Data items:

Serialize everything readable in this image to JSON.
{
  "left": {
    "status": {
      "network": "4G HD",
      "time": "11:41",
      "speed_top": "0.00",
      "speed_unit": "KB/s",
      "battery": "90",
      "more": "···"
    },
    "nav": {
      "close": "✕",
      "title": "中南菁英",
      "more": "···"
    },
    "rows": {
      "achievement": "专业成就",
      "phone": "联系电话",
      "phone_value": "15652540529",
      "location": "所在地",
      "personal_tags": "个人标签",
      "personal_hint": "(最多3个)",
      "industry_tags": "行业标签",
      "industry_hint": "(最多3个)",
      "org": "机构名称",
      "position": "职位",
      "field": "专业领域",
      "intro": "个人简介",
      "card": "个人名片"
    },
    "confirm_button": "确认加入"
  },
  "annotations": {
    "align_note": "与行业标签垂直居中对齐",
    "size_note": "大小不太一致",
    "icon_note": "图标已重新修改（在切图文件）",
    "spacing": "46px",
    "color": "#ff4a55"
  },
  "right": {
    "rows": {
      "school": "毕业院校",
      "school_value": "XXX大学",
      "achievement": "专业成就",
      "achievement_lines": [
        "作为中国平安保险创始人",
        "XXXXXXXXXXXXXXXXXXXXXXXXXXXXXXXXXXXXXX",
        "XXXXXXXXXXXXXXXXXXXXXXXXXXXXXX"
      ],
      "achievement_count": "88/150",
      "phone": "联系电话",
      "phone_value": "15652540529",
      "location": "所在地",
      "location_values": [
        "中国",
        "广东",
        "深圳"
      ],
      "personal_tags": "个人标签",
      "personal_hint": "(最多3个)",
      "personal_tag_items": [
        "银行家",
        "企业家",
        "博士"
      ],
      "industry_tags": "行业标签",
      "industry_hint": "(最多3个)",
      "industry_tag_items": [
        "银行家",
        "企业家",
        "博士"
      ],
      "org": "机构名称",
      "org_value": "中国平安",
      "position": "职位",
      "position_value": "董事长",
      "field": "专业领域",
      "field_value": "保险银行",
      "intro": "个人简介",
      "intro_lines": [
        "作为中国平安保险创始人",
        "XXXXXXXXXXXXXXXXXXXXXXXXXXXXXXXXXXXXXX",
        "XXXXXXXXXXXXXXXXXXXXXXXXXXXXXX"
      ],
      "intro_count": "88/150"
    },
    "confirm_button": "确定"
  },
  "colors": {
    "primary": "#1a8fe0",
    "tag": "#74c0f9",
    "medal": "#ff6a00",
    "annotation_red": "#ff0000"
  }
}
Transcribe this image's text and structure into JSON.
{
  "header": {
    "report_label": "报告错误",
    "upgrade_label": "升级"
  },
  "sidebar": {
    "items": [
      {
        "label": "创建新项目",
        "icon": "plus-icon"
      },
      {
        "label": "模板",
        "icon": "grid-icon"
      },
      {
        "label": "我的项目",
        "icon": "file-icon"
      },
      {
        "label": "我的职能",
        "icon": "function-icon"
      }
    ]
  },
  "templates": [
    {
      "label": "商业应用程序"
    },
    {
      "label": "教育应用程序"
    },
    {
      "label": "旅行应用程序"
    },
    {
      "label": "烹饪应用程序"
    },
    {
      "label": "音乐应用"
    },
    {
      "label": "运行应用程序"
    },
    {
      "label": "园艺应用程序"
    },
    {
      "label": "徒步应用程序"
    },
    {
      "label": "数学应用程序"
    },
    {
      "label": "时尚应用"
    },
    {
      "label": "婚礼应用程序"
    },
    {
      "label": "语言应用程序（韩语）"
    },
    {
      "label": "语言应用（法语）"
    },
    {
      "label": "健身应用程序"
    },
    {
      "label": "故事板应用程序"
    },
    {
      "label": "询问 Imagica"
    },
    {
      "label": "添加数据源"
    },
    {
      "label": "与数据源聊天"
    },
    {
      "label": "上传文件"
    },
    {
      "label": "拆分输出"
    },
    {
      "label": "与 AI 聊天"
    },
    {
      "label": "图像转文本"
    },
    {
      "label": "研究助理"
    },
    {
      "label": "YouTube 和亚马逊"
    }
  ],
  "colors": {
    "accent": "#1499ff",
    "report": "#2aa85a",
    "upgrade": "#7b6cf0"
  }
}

**Given instruction:**
Write out the lines above, starting at the line that contains "Transcribe this image's" and ending with the final line, and nothing else; copy them exactly.

**Expected answer:**
Transcribe this image's text and structure into JSON.
{
  "header": {
    "report_label": "报告错误",
    "upgrade_label": "升级"
  },
  "sidebar": {
    "items": [
      {
        "label": "创建新项目",
        "icon": "plus-icon"
      },
      {
        "label": "模板",
        "icon": "grid-icon"
      },
      {
        "label": "我的项目",
        "icon": "file-icon"
      },
      {
        "label": "我的职能",
        "icon": "function-icon"
      }
    ]
  },
  "templates": [
    {
      "label": "商业应用程序"
    },
    {
      "label": "教育应用程序"
    },
    {
      "label": "旅行应用程序"
    },
    {
      "label": "烹饪应用程序"
    },
    {
      "label": "音乐应用"
    },
    {
      "label": "运行应用程序"
    },
    {
      "label": "园艺应用程序"
    },
    {
      "label": "徒步应用程序"
    },
    {
      "label": "数学应用程序"
    },
    {
      "label": "时尚应用"
    },
    {
      "label": "婚礼应用程序"
    },
    {
      "label": "语言应用程序（韩语）"
    },
    {
      "label": "语言应用（法语）"
    },
    {
      "label": "健身应用程序"
    },
    {
      "label": "故事板应用程序"
    },
    {
      "label": "询问 Imagica"
    },
    {
      "label": "添加数据源"
    },
    {
      "label": "与数据源聊天"
    },
    {
      "label": "上传文件"
    },
    {
      "label": "拆分输出"
    },
    {
      "label": "与 AI 聊天"
    },
    {
      "label": "图像转文本"
    },
    {
      "label": "研究助理"
    },
    {
      "label": "YouTube 和亚马逊"
    }
  ],
  "colors": {
    "accent": "#1499ff",
    "report": "#2aa85a",
    "upgrade": "#7b6cf0"
  }
}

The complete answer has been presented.